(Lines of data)
[START]

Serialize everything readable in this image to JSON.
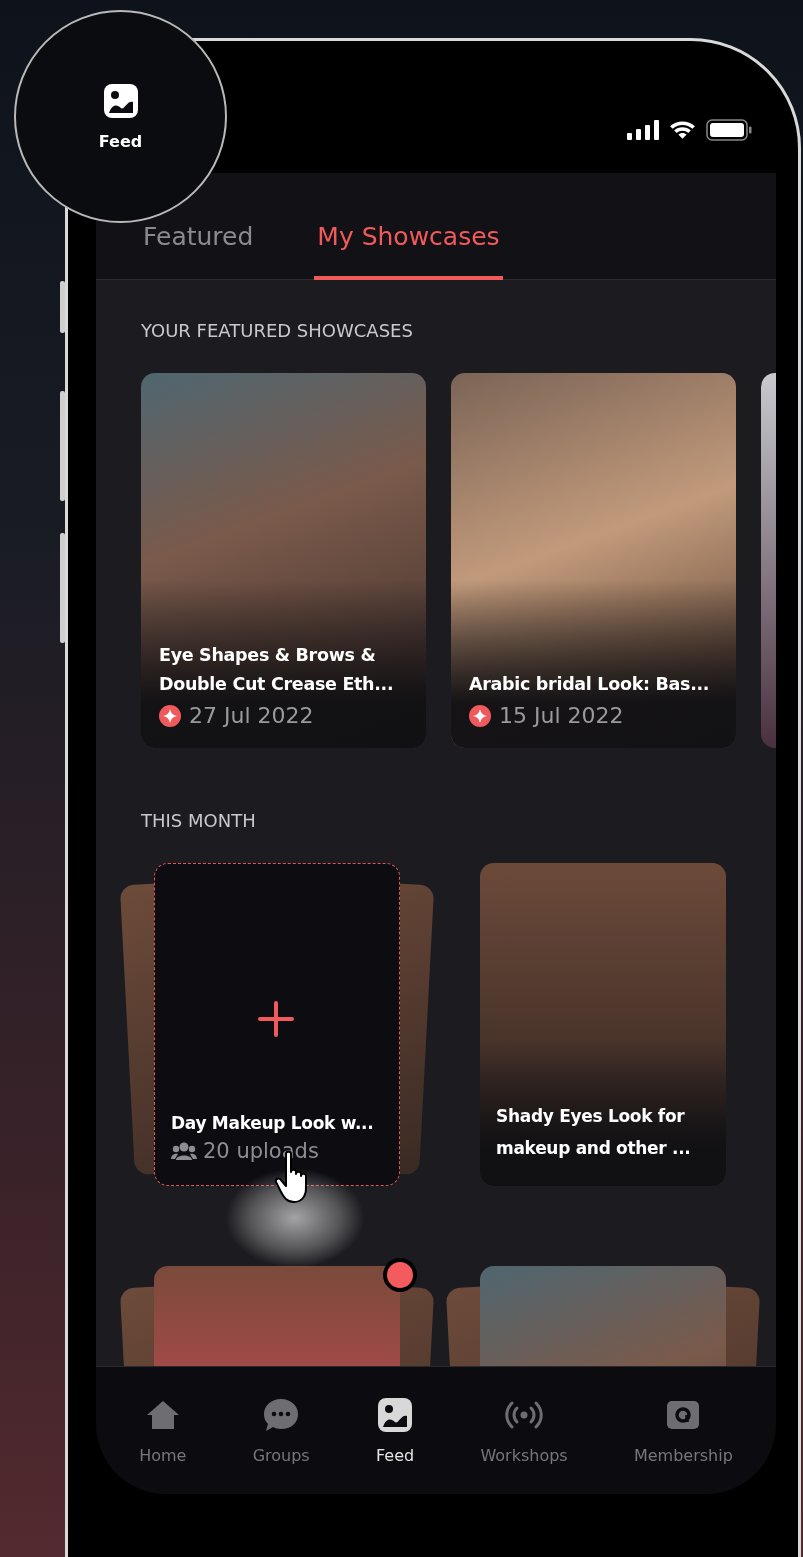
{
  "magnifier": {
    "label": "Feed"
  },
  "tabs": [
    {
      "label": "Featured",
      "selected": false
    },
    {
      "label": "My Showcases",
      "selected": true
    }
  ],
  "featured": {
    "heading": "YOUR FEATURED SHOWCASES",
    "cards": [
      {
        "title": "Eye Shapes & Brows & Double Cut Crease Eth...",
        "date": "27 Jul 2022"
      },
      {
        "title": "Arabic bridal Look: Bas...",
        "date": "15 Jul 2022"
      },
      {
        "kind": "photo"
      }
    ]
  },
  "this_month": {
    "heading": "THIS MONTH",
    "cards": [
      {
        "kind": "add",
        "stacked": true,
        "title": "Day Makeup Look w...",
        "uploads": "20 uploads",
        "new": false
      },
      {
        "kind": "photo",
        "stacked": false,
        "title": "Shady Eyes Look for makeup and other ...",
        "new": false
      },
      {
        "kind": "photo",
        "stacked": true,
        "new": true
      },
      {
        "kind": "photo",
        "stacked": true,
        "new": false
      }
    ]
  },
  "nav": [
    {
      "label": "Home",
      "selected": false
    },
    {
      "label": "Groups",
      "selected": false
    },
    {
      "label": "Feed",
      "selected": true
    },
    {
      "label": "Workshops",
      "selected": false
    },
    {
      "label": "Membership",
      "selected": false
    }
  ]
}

[END]

**Instructions for the task:** Copy out every line of the data that includes "Look".

**Task response:**
        "title": "Arabic bridal Look: Bas...",
        "title": "Day Makeup Look w...",
        "title": "Shady Eyes Look for makeup and other ...",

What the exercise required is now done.